Written task:
Find the word "铜化合物催化碳" in the listing; pull out each line holding it.

-- BEGIN --

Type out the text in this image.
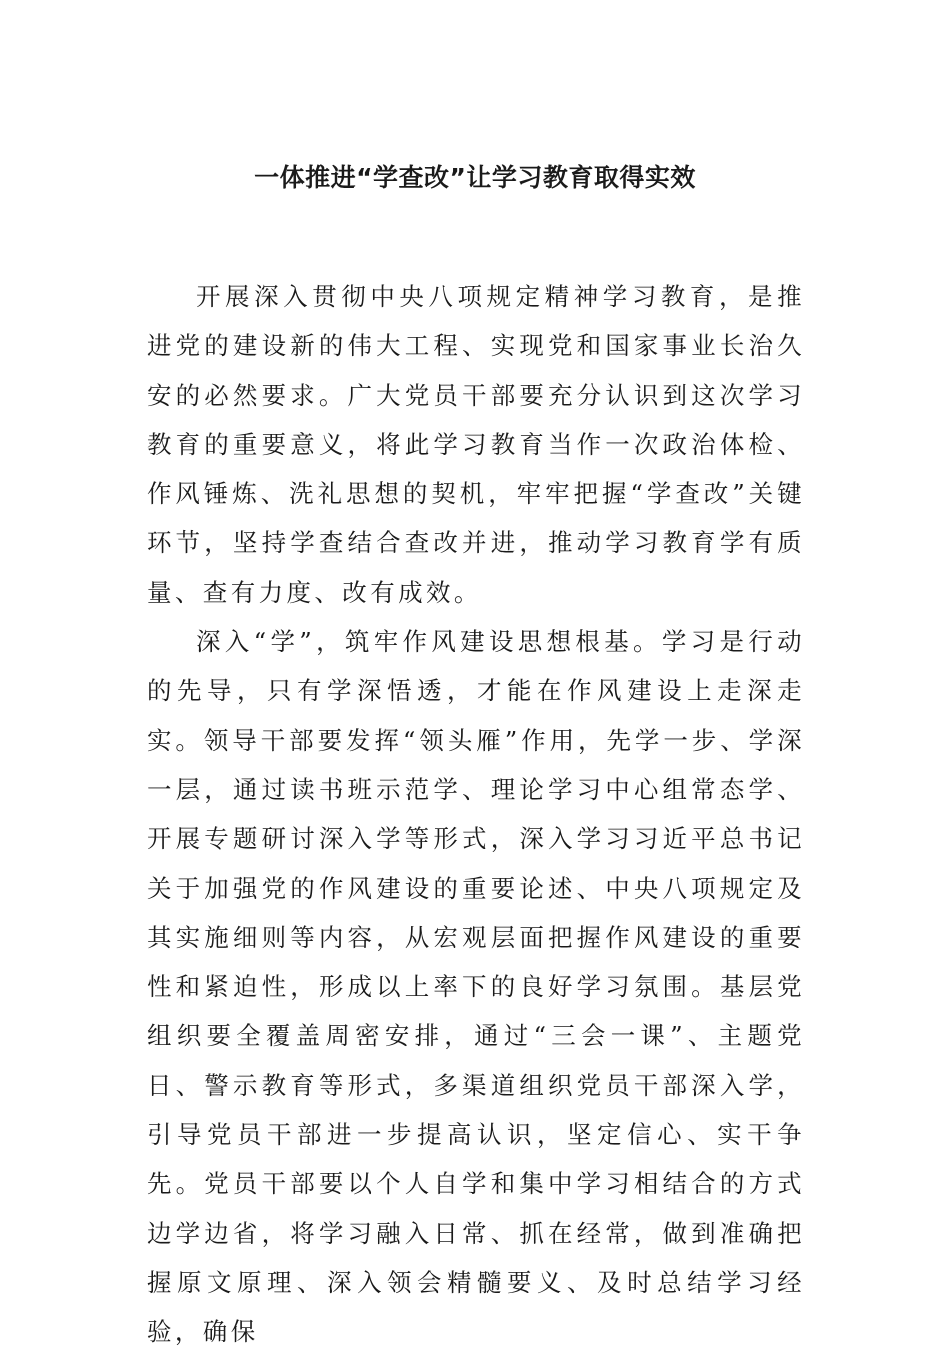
一体推进“学查改”让学习教育取得实效

开展深入贯彻中央八项规定精神学习教育，是推进党的建设新的伟大工程、实现党和国家事业长治久安的必然要求。广大党员干部要充分认识到这次学习教育的重要意义，将此学习教育当作一次政治体检、作风锤炼、洗礼思想的契机，牢牢把握“学查改”关键环节，坚持学查结合查改并进，推动学习教育学有质量、查有力度、改有成效。

深入“学”，筑牢作风建设思想根基。学习是行动的先导，只有学深悟透，才能在作风建设上走深走实。领导干部要发挥“领头雁”作用，先学一步、学深一层，通过读书班示范学、理论学习中心组常态学、开展专题研讨深入学等形式，深入学习习近平总书记关于加强党的作风建设的重要论述、中央八项规定及其实施细则等内容，从宏观层面把握作风建设的重要性和紧迫性，形成以上率下的良好学习氛围。基层党组织要全覆盖周密安排，通过“三会一课”、主题党日、警示教育等形式，多渠道组织党员干部深入学，引导党员干部进一步提高认识，坚定信心、实干争先。党员干部要以个人自学和集中学习相结合的方式边学边省，将学习融入日常、抓在经常，做到准确把握原文原理、深入领会精髓要义、及时总结学习经验，确保
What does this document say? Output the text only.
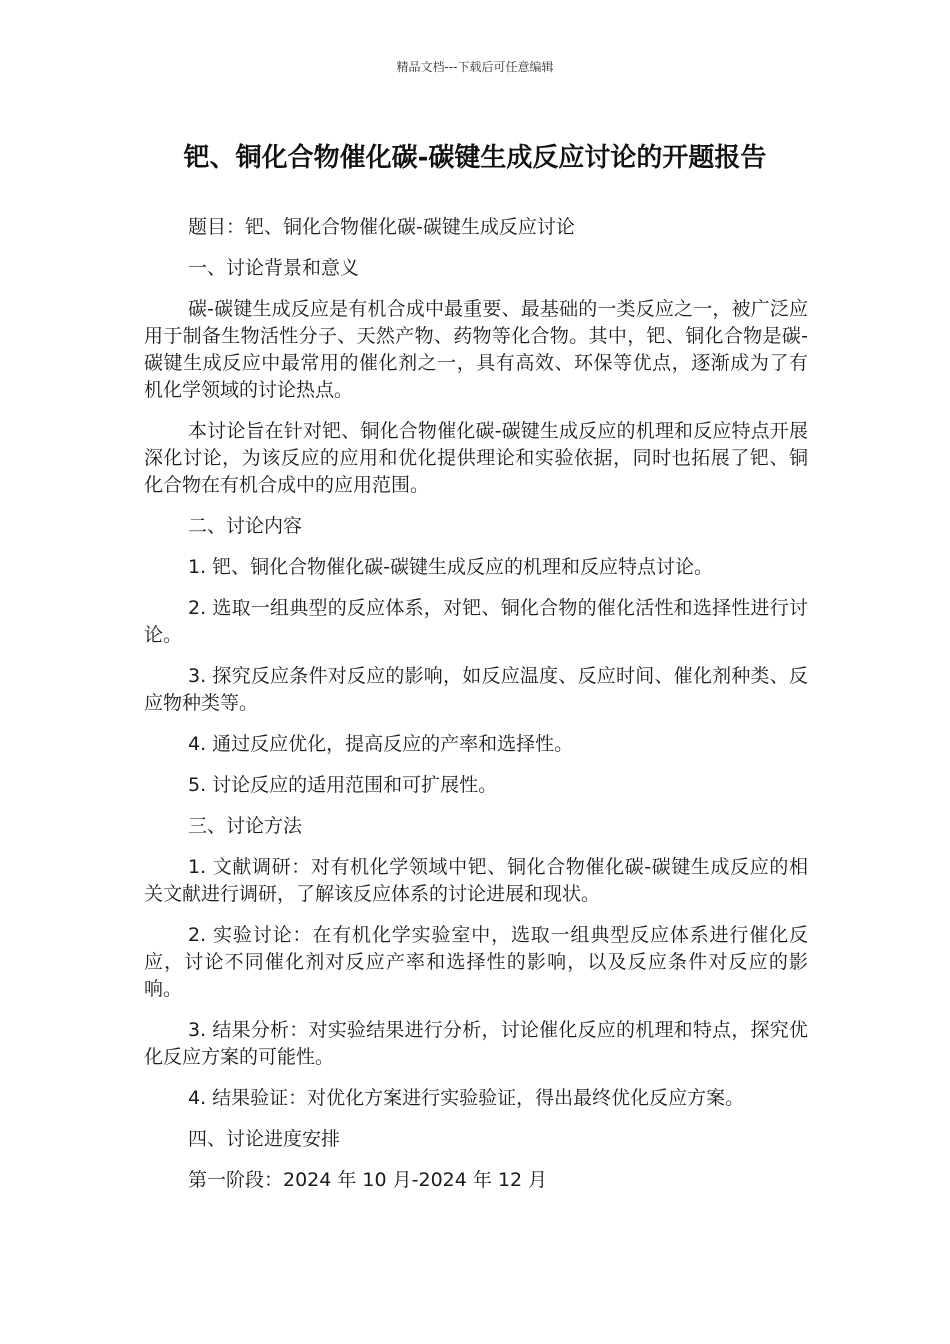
精品文档---下载后可任意编辑
钯、铜化合物催化碳-碳键生成反应讨论的开题报告

题目：钯、铜化合物催化碳-碳键生成反应讨论

一、讨论背景和意义

碳-碳键生成反应是有机合成中最重要、最基础的一类反应之一，被广泛应用于制备生物活性分子、天然产物、药物等化合物。其中，钯、铜化合物是碳-碳键生成反应中最常用的催化剂之一，具有高效、环保等优点，逐渐成为了有机化学领域的讨论热点。

本讨论旨在针对钯、铜化合物催化碳-碳键生成反应的机理和反应特点开展深化讨论，为该反应的应用和优化提供理论和实验依据，同时也拓展了钯、铜化合物在有机合成中的应用范围。

二、讨论内容

1. 钯、铜化合物催化碳-碳键生成反应的机理和反应特点讨论。

2. 选取一组典型的反应体系，对钯、铜化合物的催化活性和选择性进行讨论。

3. 探究反应条件对反应的影响，如反应温度、反应时间、催化剂种类、反应物种类等。

4. 通过反应优化，提高反应的产率和选择性。

5. 讨论反应的适用范围和可扩展性。

三、讨论方法

1. 文献调研：对有机化学领域中钯、铜化合物催化碳-碳键生成反应的相关文献进行调研，了解该反应体系的讨论进展和现状。

2. 实验讨论：在有机化学实验室中，选取一组典型反应体系进行催化反应，讨论不同催化剂对反应产率和选择性的影响，以及反应条件对反应的影响。

3. 结果分析：对实验结果进行分析，讨论催化反应的机理和特点，探究优化反应方案的可能性。

4. 结果验证：对优化方案进行实验验证，得出最终优化反应方案。

四、讨论进度安排

第一阶段：2024 年 10 月-2024 年 12 月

-- END --

Response to this task:
钯、铜化合物催化碳-碳键生成反应讨论的开题报告
题目：钯、铜化合物催化碳-碳键生成反应讨论
本讨论旨在针对钯、铜化合物催化碳-碳键生成反应的机理和反应特点开展深化讨论，为该反应的应用和优化提供理论和实验依据，同时也拓展了钯、铜化合物在有机合成中的应用范围。
1. 钯、铜化合物催化碳-碳键生成反应的机理和反应特点讨论。
1. 文献调研：对有机化学领域中钯、铜化合物催化碳-碳键生成反应的相关文献进行调研，了解该反应体系的讨论进展和现状。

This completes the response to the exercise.